=== GIVEN EXERCISE ===
All of the material below is to be restated word for word, apart from the pictures.
### ENTRIES
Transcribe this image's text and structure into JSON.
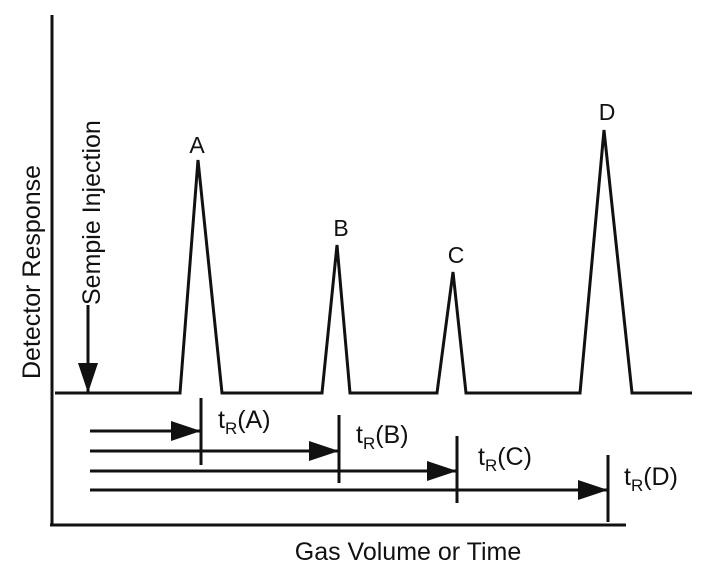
{
  "y_axis_label": "Detector Response",
  "x_axis_label": "Gas Volume or Time",
  "injection_label": "Sempie Injection",
  "peaks": [
    {
      "label": "A"
    },
    {
      "label": "B"
    },
    {
      "label": "C"
    },
    {
      "label": "D"
    }
  ],
  "retention_labels": [
    {
      "symbol": "t",
      "subscript": "R",
      "suffix": "(A)"
    },
    {
      "symbol": "t",
      "subscript": "R",
      "suffix": "(B)"
    },
    {
      "symbol": "t",
      "subscript": "R",
      "suffix": "(C)"
    },
    {
      "symbol": "t",
      "subscript": "R",
      "suffix": "(D)"
    }
  ]
}
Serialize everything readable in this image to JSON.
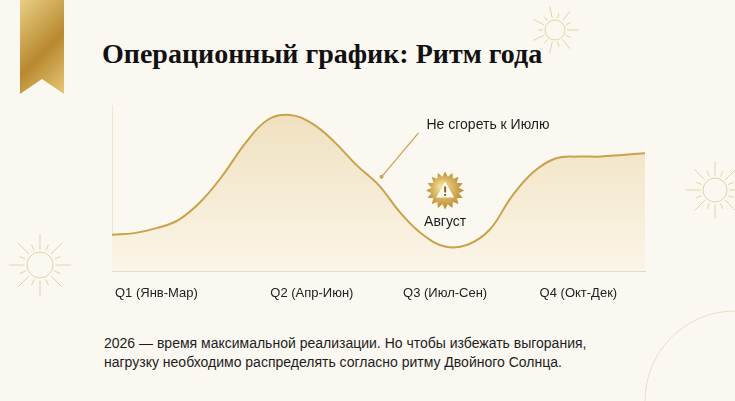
{
  "chart_data": {
    "type": "area",
    "title": "Операционный график: Ритм года",
    "caption": "2026 — время максимальной реализации. Но чтобы избежать выгорания, нагрузку необходимо распределять согласно ритму Двойного Солнца.",
    "annotations": [
      "Не сгореть к Июлю",
      "Август"
    ],
    "categories": [
      null,
      null,
      "Q1 (Янв-Мар)",
      null,
      null,
      null,
      null,
      null,
      null,
      "Q2 (Апр-Июн)",
      null,
      null,
      null,
      null,
      null,
      "Q3 (Июл-Сен)",
      null,
      null,
      null,
      null,
      null,
      "Q4 (Окт-Дек)",
      null,
      null,
      null
    ],
    "values": [
      22,
      23,
      26,
      31,
      42,
      58,
      77,
      91,
      94,
      89,
      78,
      64,
      52,
      35,
      22,
      15,
      16,
      25,
      45,
      60,
      68,
      69,
      69,
      70,
      71
    ],
    "color": "#c9a24a",
    "ylim": [
      0,
      100
    ],
    "grid": false,
    "tick_labels": "x"
  }
}
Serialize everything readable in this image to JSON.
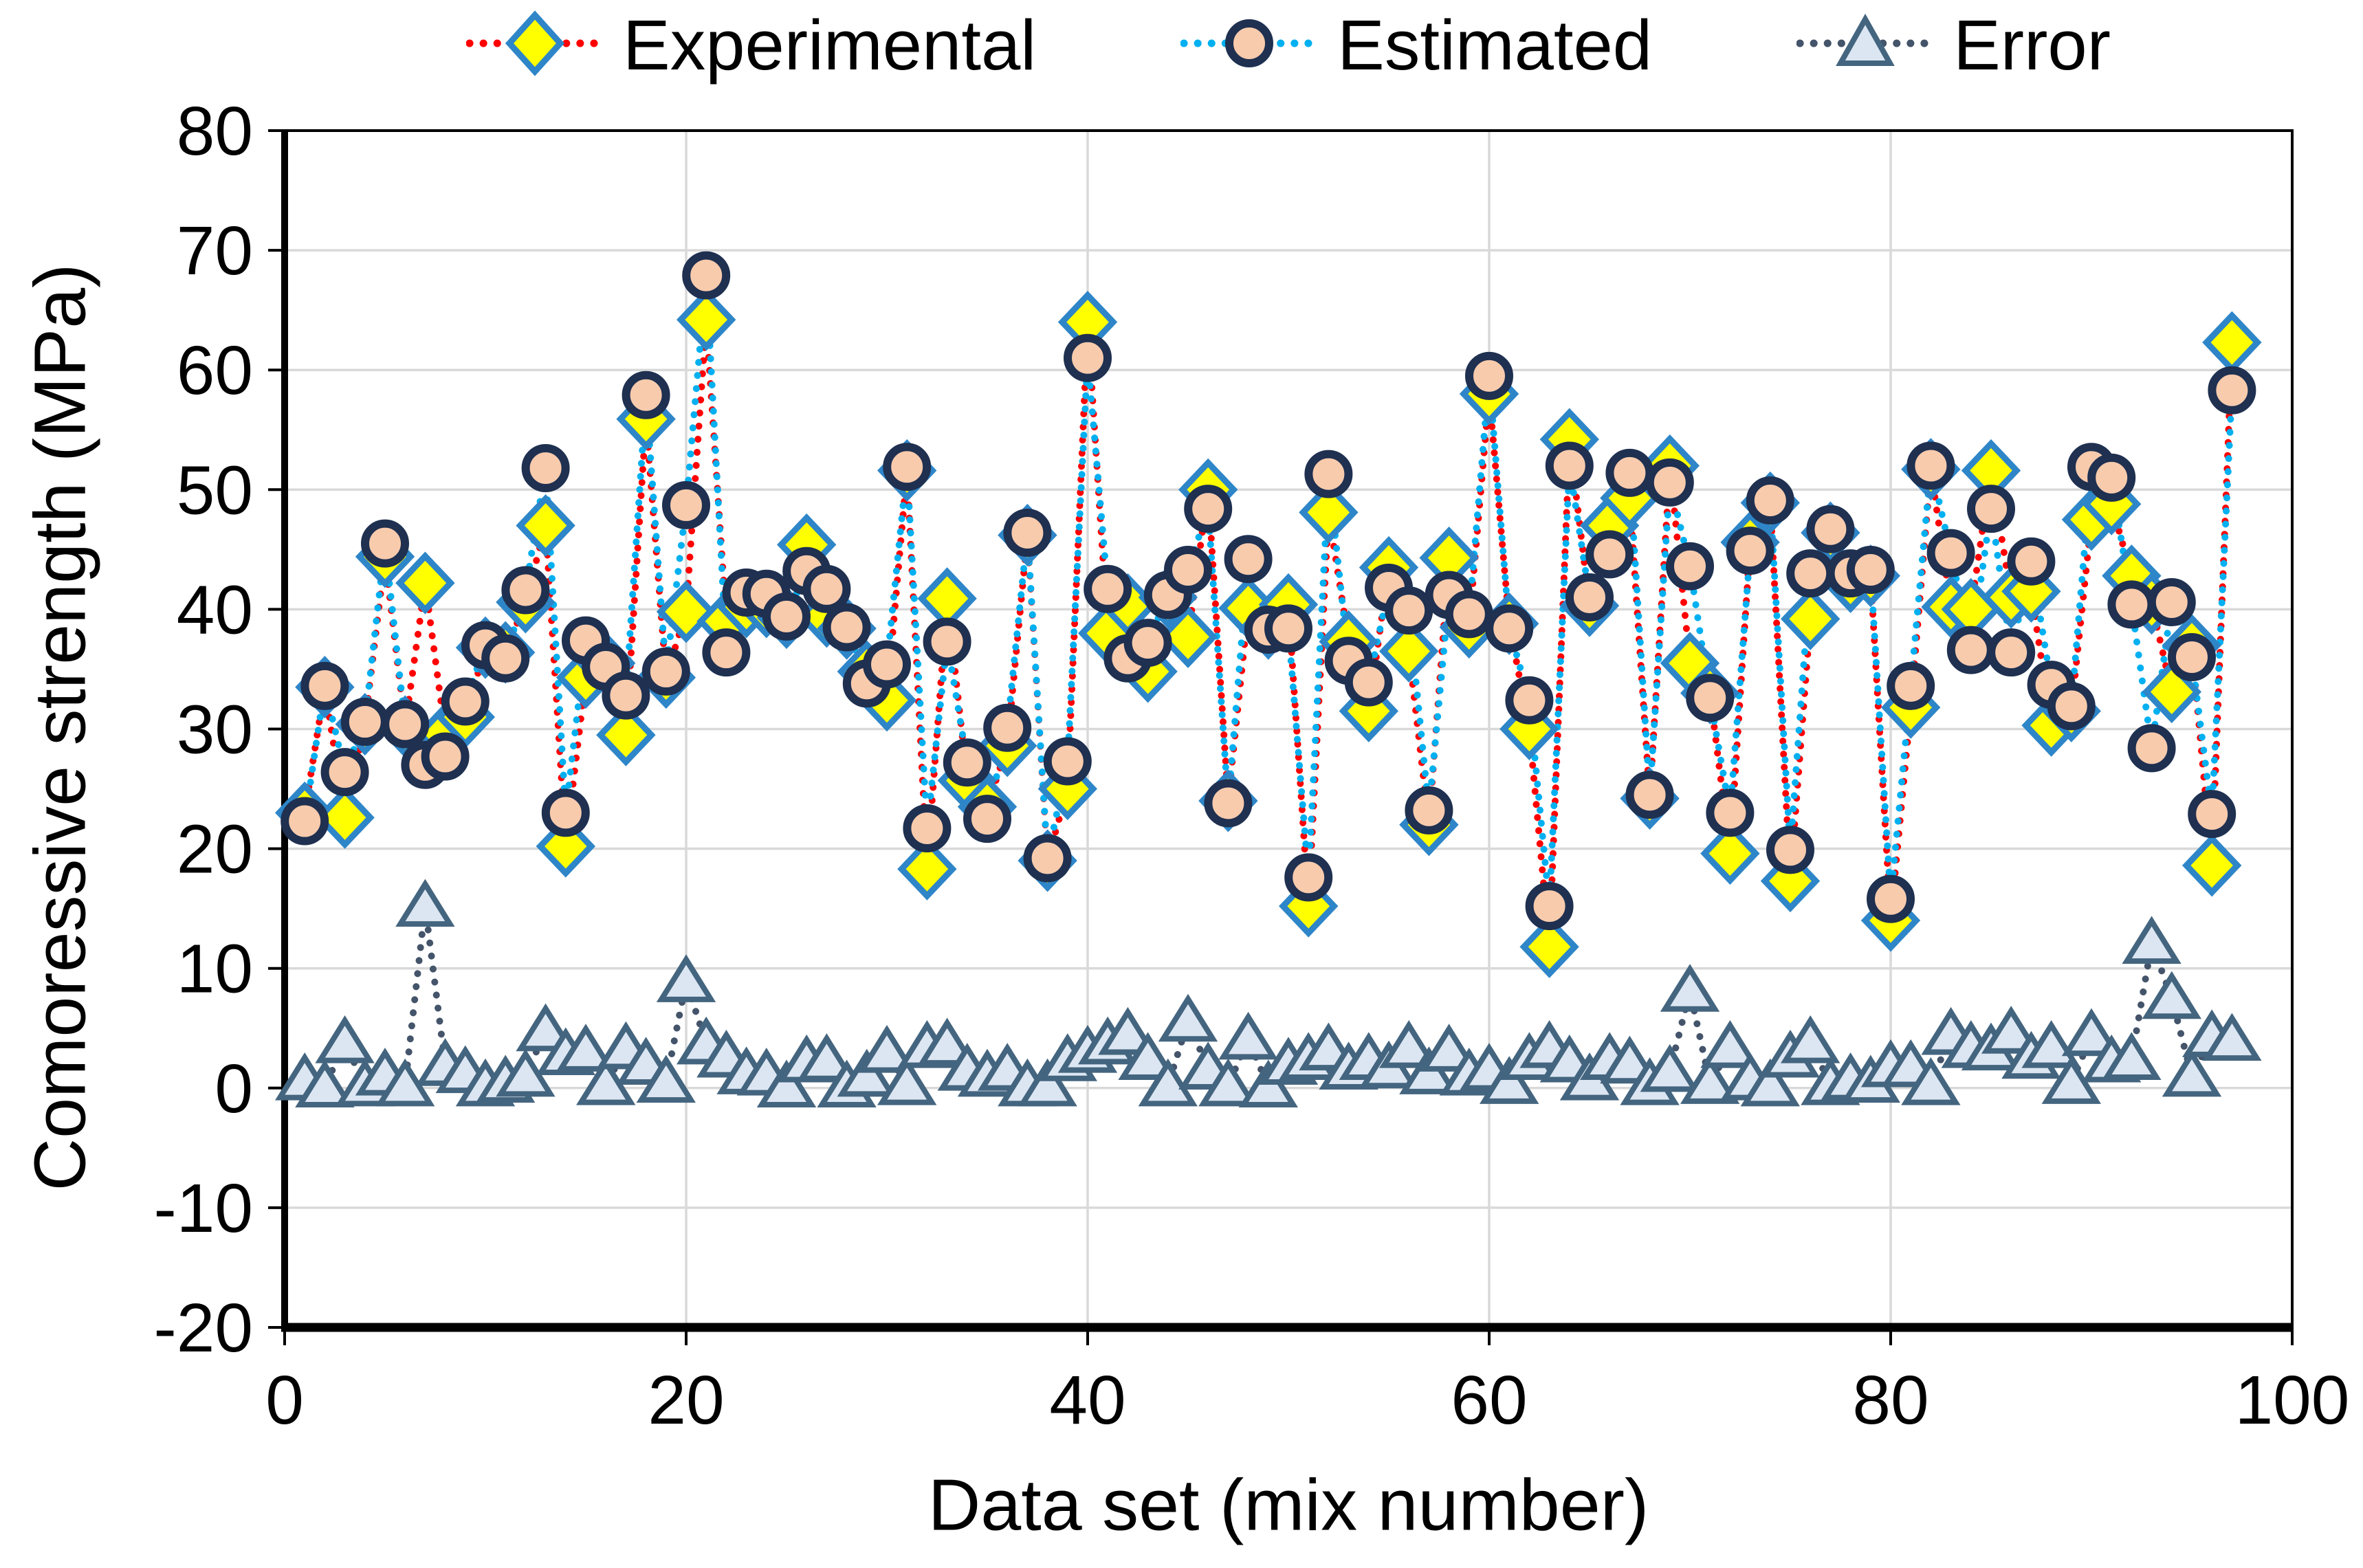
######
=== CORRECT RESPONSE ===
Transcribe this image's text and structure into JSON.
{
  "y_axis_label": "Detector Response",
  "x_axis_label": "Gas Volume or Time",
  "injection_label": "Sempie Injection",
  "peaks": [
    {
      "label": "A"
    },
    {
      "label": "B"
    },
    {
      "label": "C"
    },
    {
      "label": "D"
    }
  ],
  "retention_labels": [
    {
      "symbol": "t",
      "subscript": "R",
      "suffix": "(A)"
    },
    {
      "symbol": "t",
      "subscript": "R",
      "suffix": "(B)"
    },
    {
      "symbol": "t",
      "subscript": "R",
      "suffix": "(C)"
    },
    {
      "symbol": "t",
      "subscript": "R",
      "suffix": "(D)"
    }
  ]
}
Serialize everything readable in this image to JSON.
{
  "chart_data": {
    "type": "area",
    "title": "Операционный график: Ритм года",
    "caption": "2026 — время максимальной реализации. Но чтобы избежать выгорания, нагрузку необходимо распределять согласно ритму Двойного Солнца.",
    "annotations": [
      "Не сгореть к Июлю",
      "Август"
    ],
    "categories": [
      null,
      null,
      "Q1 (Янв-Мар)",
      null,
      null,
      null,
      null,
      null,
      null,
      "Q2 (Апр-Июн)",
      null,
      null,
      null,
      null,
      null,
      "Q3 (Июл-Сен)",
      null,
      null,
      null,
      null,
      null,
      "Q4 (Окт-Дек)",
      null,
      null,
      null
    ],
    "values": [
      22,
      23,
      26,
      31,
      42,
      58,
      77,
      91,
      94,
      89,
      78,
      64,
      52,
      35,
      22,
      15,
      16,
      25,
      45,
      60,
      68,
      69,
      69,
      70,
      71
    ],
    "color": "#c9a24a",
    "ylim": [
      0,
      100
    ],
    "grid": false,
    "tick_labels": "x"
  }
}
Serialize everything readable in this image to JSON.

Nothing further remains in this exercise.